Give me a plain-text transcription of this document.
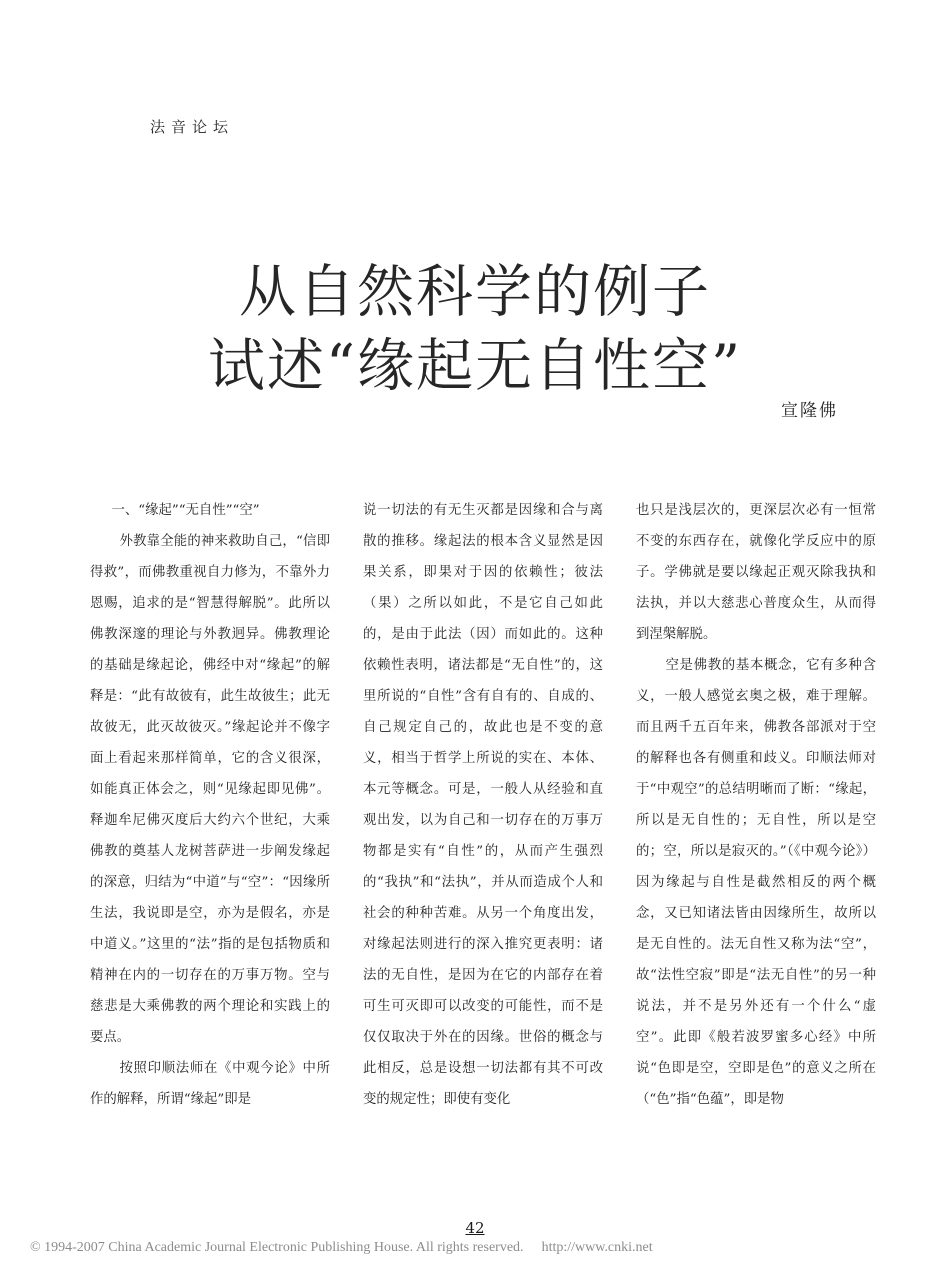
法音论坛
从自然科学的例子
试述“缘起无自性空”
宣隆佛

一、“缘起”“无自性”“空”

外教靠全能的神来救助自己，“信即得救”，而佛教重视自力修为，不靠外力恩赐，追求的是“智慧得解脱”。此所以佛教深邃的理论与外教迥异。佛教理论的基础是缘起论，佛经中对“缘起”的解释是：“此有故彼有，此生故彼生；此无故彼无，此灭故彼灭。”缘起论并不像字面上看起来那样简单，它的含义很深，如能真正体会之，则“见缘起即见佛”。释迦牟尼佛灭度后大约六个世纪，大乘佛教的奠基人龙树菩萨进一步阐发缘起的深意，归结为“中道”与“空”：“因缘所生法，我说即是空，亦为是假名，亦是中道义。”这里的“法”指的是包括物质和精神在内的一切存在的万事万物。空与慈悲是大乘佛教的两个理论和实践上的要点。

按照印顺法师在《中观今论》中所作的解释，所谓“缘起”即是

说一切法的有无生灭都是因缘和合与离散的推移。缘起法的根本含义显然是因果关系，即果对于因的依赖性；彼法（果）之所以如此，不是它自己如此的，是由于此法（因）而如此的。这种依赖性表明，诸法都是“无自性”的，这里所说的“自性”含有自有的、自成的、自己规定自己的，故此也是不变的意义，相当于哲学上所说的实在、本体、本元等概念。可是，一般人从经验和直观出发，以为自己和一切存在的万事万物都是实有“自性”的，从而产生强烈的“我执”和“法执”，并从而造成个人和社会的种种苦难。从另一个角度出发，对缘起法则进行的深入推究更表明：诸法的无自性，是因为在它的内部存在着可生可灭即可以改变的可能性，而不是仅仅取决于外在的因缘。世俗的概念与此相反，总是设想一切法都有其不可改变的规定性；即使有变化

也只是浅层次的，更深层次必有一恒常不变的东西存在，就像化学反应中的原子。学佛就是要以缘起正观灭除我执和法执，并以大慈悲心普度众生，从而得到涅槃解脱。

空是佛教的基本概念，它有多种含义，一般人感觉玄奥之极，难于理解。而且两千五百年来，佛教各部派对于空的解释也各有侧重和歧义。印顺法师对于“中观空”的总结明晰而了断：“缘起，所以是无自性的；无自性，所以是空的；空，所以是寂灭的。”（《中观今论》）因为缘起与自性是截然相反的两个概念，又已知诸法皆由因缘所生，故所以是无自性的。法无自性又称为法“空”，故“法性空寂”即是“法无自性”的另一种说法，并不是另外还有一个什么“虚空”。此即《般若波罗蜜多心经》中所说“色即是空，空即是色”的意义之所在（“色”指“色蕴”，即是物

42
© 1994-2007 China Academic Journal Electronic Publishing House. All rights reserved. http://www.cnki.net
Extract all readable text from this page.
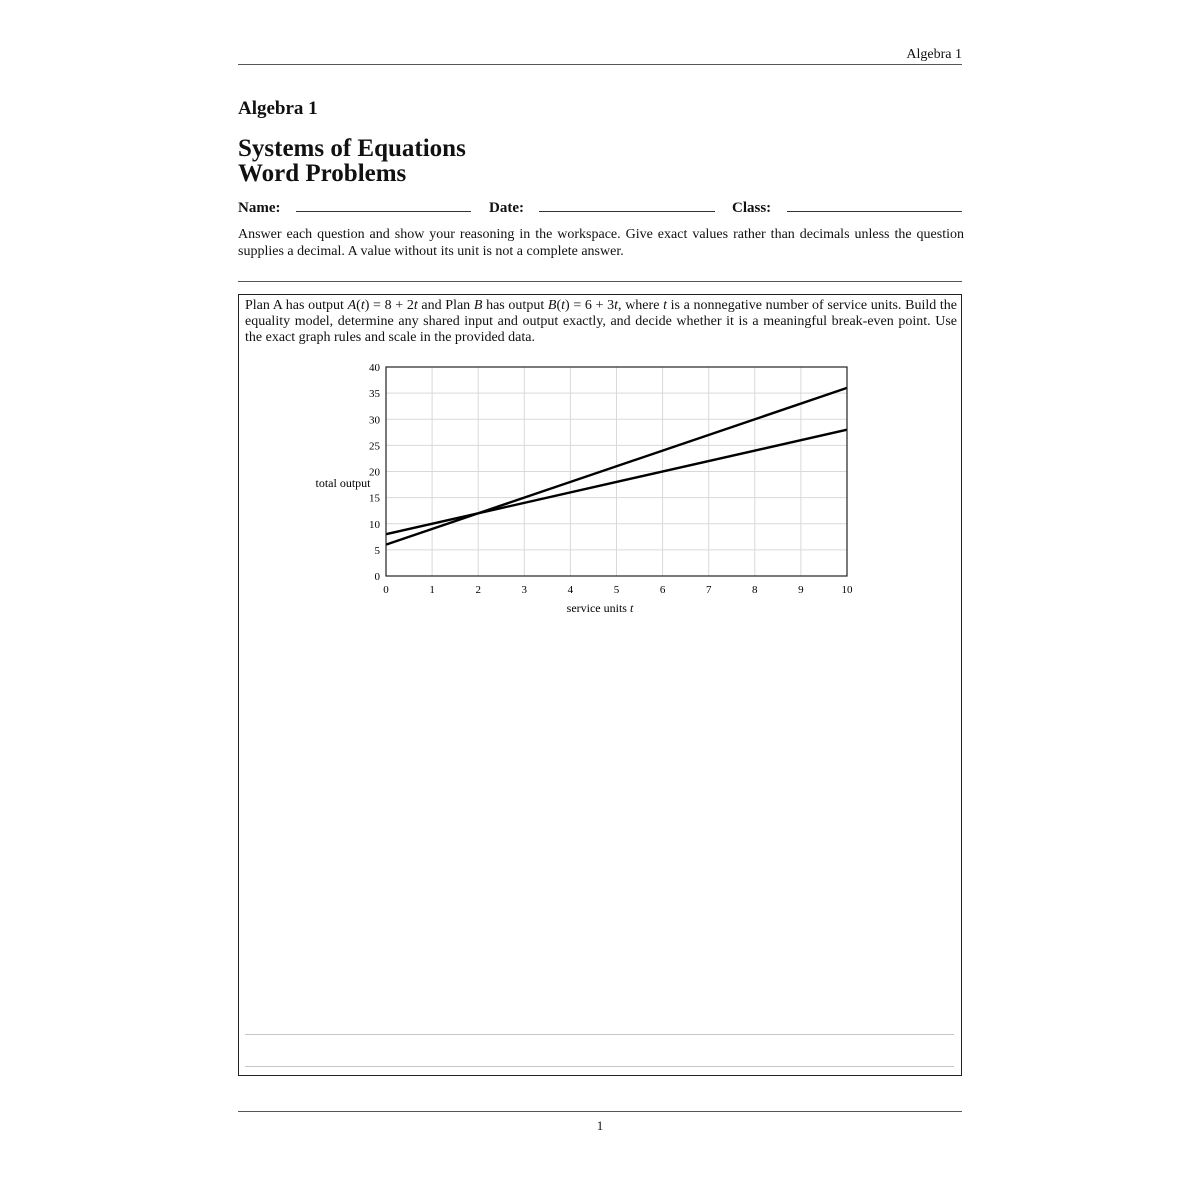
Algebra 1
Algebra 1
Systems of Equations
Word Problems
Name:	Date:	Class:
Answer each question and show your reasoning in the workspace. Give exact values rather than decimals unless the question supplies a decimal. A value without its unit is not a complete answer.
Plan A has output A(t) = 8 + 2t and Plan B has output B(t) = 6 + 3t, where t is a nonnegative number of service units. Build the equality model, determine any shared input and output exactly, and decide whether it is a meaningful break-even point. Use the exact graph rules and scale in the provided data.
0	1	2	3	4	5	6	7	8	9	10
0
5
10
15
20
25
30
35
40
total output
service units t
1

───

- **REQUIREMENTS**: Your task is an exact transcription of all the data, minus the pictures.

- **EXERCISE RESPONSE**:
Give me a plain-text transcription of this document.
法音论坛
从自然科学的例子
试述“缘起无自性空”
宣隆佛

一、“缘起”“无自性”“空”

外教靠全能的神来救助自己，“信即得救”，而佛教重视自力修为，不靠外力恩赐，追求的是“智慧得解脱”。此所以佛教深邃的理论与外教迥异。佛教理论的基础是缘起论，佛经中对“缘起”的解释是：“此有故彼有，此生故彼生；此无故彼无，此灭故彼灭。”缘起论并不像字面上看起来那样简单，它的含义很深，如能真正体会之，则“见缘起即见佛”。释迦牟尼佛灭度后大约六个世纪，大乘佛教的奠基人龙树菩萨进一步阐发缘起的深意，归结为“中道”与“空”：“因缘所生法，我说即是空，亦为是假名，亦是中道义。”这里的“法”指的是包括物质和精神在内的一切存在的万事万物。空与慈悲是大乘佛教的两个理论和实践上的要点。

按照印顺法师在《中观今论》中所作的解释，所谓“缘起”即是

说一切法的有无生灭都是因缘和合与离散的推移。缘起法的根本含义显然是因果关系，即果对于因的依赖性；彼法（果）之所以如此，不是它自己如此的，是由于此法（因）而如此的。这种依赖性表明，诸法都是“无自性”的，这里所说的“自性”含有自有的、自成的、自己规定自己的，故此也是不变的意义，相当于哲学上所说的实在、本体、本元等概念。可是，一般人从经验和直观出发，以为自己和一切存在的万事万物都是实有“自性”的，从而产生强烈的“我执”和“法执”，并从而造成个人和社会的种种苦难。从另一个角度出发，对缘起法则进行的深入推究更表明：诸法的无自性，是因为在它的内部存在着可生可灭即可以改变的可能性，而不是仅仅取决于外在的因缘。世俗的概念与此相反，总是设想一切法都有其不可改变的规定性；即使有变化

也只是浅层次的，更深层次必有一恒常不变的东西存在，就像化学反应中的原子。学佛就是要以缘起正观灭除我执和法执，并以大慈悲心普度众生，从而得到涅槃解脱。

空是佛教的基本概念，它有多种含义，一般人感觉玄奥之极，难于理解。而且两千五百年来，佛教各部派对于空的解释也各有侧重和歧义。印顺法师对于“中观空”的总结明晰而了断：“缘起，所以是无自性的；无自性，所以是空的；空，所以是寂灭的。”（《中观今论》）因为缘起与自性是截然相反的两个概念，又已知诸法皆由因缘所生，故所以是无自性的。法无自性又称为法“空”，故“法性空寂”即是“法无自性”的另一种说法，并不是另外还有一个什么“虚空”。此即《般若波罗蜜多心经》中所说“色即是空，空即是色”的意义之所在（“色”指“色蕴”，即是物

42
© 1994-2007 China Academic Journal Electronic Publishing House. All rights reserved. http://www.cnki.net
Extract all readable text from this page.
Algebra 1
Algebra 1
Systems of Equations
Word Problems
Name:	Date:	Class:
Answer each question and show your reasoning in the workspace. Give exact values rather than decimals unless the question supplies a decimal. A value without its unit is not a complete answer.
Plan A has output A(t) = 8 + 2t and Plan B has output B(t) = 6 + 3t, where t is a nonnegative number of service units. Build the equality model, determine any shared input and output exactly, and decide whether it is a meaningful break-even point. Use the exact graph rules and scale in the provided data.
0	1	2	3	4	5	6	7	8	9	10
0
5
10
15
20
25
30
35
40
total output
service units t
1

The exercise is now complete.